- _Required work_
Repeat everything from the first line of the items down to the line containing "396, 835, 563]", both ends included, keeping each line unchanged.
■ ■ ■
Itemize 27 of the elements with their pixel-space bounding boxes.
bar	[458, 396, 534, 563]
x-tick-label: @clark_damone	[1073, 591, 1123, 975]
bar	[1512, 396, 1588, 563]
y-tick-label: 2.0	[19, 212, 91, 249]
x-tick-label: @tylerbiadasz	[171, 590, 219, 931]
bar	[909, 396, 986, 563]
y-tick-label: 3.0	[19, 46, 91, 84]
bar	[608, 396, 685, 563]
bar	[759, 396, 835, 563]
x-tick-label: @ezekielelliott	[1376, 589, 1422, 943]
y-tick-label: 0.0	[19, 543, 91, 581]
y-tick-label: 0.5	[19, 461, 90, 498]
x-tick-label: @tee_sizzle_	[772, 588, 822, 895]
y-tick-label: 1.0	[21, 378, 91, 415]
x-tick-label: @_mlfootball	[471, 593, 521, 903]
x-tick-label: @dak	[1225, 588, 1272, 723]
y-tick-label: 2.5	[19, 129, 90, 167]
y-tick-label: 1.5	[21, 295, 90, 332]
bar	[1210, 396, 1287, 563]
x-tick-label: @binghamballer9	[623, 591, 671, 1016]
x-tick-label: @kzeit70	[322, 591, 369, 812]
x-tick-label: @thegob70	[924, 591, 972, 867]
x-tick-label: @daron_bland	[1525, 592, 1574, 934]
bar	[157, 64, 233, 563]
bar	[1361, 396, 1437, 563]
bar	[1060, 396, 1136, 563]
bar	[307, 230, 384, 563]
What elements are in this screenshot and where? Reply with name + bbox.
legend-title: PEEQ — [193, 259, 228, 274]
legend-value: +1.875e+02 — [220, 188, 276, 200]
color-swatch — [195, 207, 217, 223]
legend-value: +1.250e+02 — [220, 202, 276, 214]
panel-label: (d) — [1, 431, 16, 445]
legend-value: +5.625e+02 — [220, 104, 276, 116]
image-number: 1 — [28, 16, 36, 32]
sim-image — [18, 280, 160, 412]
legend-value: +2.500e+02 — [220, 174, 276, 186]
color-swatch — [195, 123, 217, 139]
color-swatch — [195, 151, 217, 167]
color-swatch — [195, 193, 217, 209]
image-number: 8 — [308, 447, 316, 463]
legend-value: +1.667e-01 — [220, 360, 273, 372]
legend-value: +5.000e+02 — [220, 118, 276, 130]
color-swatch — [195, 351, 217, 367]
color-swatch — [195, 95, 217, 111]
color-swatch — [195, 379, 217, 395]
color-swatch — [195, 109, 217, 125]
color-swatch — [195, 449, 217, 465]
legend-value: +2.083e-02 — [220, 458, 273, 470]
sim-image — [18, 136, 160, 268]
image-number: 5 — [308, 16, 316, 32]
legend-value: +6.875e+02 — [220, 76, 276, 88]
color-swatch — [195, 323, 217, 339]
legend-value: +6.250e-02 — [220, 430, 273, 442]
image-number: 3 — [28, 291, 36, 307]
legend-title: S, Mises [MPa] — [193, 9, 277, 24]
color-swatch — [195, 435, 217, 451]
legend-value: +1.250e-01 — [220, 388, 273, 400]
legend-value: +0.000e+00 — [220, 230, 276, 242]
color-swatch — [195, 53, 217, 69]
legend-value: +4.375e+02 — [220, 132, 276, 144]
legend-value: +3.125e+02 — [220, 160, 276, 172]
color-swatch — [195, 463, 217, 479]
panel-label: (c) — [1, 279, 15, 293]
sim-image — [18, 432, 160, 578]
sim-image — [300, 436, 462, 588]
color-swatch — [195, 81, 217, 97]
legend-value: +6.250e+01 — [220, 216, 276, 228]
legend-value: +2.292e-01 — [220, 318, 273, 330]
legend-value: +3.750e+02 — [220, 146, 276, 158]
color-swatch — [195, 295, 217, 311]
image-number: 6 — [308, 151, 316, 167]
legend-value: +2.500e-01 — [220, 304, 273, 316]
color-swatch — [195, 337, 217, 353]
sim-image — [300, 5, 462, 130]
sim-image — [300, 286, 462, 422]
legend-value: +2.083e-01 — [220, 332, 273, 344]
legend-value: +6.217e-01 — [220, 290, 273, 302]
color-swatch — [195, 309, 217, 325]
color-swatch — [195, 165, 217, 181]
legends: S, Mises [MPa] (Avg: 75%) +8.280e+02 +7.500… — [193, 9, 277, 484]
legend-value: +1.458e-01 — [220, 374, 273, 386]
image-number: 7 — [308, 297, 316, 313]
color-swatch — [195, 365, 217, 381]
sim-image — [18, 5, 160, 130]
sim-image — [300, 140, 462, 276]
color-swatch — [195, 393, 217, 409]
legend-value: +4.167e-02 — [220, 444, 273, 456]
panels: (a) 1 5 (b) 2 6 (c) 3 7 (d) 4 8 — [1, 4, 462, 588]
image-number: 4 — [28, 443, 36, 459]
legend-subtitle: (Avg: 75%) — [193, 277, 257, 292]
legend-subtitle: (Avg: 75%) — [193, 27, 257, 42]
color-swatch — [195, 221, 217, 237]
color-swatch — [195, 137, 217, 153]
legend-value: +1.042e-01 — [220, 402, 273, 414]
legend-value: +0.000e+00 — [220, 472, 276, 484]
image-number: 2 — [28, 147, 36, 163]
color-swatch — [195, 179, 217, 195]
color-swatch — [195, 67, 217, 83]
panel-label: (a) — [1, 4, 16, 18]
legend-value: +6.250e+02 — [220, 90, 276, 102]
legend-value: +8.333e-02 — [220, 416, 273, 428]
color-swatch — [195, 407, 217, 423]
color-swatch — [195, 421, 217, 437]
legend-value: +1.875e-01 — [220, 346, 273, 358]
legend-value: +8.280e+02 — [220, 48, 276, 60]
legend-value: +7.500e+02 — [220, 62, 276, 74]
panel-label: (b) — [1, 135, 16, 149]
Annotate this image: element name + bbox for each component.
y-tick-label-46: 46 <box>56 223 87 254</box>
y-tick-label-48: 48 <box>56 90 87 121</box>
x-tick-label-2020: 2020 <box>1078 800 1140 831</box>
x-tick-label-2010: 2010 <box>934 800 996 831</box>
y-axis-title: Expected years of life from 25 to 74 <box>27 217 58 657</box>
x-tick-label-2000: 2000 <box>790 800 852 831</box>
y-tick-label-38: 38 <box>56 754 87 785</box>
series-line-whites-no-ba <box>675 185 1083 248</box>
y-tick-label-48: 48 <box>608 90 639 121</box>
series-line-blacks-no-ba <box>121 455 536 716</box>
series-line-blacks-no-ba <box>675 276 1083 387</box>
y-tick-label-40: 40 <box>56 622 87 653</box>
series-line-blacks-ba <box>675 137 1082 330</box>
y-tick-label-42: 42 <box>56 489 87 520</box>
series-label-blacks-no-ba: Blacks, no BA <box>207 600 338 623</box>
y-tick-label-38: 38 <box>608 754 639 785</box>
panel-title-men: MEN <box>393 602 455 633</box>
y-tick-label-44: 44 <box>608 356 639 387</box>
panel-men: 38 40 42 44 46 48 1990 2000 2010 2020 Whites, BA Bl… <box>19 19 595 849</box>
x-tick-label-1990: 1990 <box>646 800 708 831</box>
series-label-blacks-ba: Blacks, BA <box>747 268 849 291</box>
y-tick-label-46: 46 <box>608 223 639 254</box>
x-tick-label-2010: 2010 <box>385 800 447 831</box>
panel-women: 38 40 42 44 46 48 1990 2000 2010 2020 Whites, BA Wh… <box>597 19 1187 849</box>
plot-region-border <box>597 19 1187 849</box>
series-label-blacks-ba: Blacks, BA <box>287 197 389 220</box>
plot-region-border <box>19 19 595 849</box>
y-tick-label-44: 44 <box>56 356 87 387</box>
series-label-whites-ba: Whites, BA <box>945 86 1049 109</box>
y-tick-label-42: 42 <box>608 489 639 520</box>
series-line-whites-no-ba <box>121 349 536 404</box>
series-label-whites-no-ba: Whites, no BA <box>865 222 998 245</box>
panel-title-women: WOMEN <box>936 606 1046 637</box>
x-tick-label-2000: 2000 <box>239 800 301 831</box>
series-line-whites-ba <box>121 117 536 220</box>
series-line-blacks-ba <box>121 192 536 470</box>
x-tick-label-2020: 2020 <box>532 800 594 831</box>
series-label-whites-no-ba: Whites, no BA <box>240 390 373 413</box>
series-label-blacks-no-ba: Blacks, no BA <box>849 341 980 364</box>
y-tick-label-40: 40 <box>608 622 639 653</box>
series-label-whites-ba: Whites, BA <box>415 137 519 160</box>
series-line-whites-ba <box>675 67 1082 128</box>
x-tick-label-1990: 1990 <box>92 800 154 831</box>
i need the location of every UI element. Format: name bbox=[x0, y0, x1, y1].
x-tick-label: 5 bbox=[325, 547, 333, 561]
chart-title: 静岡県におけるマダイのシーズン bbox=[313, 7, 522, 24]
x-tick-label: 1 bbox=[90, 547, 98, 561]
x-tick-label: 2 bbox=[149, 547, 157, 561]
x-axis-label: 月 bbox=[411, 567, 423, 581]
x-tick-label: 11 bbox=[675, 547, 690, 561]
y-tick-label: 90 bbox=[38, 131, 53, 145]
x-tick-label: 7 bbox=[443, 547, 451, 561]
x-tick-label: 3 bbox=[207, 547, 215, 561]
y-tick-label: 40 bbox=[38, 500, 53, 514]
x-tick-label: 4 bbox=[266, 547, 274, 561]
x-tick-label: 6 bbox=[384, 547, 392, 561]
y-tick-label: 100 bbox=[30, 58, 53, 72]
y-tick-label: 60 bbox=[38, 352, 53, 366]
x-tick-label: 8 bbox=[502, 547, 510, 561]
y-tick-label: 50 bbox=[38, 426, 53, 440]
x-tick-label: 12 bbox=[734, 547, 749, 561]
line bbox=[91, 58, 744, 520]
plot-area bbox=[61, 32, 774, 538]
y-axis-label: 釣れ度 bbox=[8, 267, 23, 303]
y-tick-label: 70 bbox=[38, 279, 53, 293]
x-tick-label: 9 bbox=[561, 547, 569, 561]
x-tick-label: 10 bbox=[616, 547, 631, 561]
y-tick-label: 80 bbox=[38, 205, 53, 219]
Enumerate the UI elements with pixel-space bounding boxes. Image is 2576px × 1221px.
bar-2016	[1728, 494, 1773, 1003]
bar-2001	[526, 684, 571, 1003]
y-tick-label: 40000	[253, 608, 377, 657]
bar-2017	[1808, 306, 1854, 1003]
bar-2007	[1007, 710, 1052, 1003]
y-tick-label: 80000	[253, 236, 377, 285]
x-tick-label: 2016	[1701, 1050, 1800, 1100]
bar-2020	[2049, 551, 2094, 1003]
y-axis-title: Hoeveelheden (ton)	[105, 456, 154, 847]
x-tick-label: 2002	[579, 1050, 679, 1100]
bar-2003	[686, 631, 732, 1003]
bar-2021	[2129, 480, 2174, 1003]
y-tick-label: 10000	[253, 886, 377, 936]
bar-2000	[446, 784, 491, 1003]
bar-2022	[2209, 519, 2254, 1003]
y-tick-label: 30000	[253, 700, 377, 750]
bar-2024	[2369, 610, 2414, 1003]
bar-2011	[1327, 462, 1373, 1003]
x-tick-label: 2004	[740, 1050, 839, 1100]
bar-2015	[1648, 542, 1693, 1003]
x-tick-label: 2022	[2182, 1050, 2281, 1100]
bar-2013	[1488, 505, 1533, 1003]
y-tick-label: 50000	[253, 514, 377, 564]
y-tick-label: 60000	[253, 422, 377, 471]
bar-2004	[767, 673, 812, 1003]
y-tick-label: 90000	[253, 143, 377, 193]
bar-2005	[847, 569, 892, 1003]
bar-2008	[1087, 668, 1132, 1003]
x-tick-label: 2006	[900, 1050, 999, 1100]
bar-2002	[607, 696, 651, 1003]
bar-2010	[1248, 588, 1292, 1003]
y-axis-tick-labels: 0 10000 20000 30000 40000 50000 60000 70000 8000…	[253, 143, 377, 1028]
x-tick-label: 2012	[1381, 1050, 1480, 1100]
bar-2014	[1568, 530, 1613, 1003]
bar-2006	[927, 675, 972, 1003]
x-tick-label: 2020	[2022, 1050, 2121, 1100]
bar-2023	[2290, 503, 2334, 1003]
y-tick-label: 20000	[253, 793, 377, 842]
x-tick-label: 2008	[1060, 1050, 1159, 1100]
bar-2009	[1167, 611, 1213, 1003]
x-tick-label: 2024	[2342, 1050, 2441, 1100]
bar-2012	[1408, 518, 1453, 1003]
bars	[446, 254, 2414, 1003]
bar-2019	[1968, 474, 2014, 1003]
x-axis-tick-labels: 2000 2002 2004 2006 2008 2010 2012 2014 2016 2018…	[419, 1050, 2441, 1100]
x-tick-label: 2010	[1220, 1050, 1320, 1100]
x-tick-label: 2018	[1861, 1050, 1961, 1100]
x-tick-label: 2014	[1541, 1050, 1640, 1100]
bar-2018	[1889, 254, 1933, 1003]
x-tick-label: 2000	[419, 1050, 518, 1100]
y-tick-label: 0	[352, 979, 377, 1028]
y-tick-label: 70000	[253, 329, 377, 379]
■ ■ ■
- _Finished answer_
Itemize 27 of the elements with their pixel-space bounding boxes.
bar	[458, 396, 534, 563]
x-tick-label: @clark_damone	[1073, 591, 1123, 975]
bar	[1512, 396, 1588, 563]
y-tick-label: 2.0	[19, 212, 91, 249]
x-tick-label: @tylerbiadasz	[171, 590, 219, 931]
bar	[909, 396, 986, 563]
y-tick-label: 3.0	[19, 46, 91, 84]
bar	[608, 396, 685, 563]
bar	[759, 396, 835, 563]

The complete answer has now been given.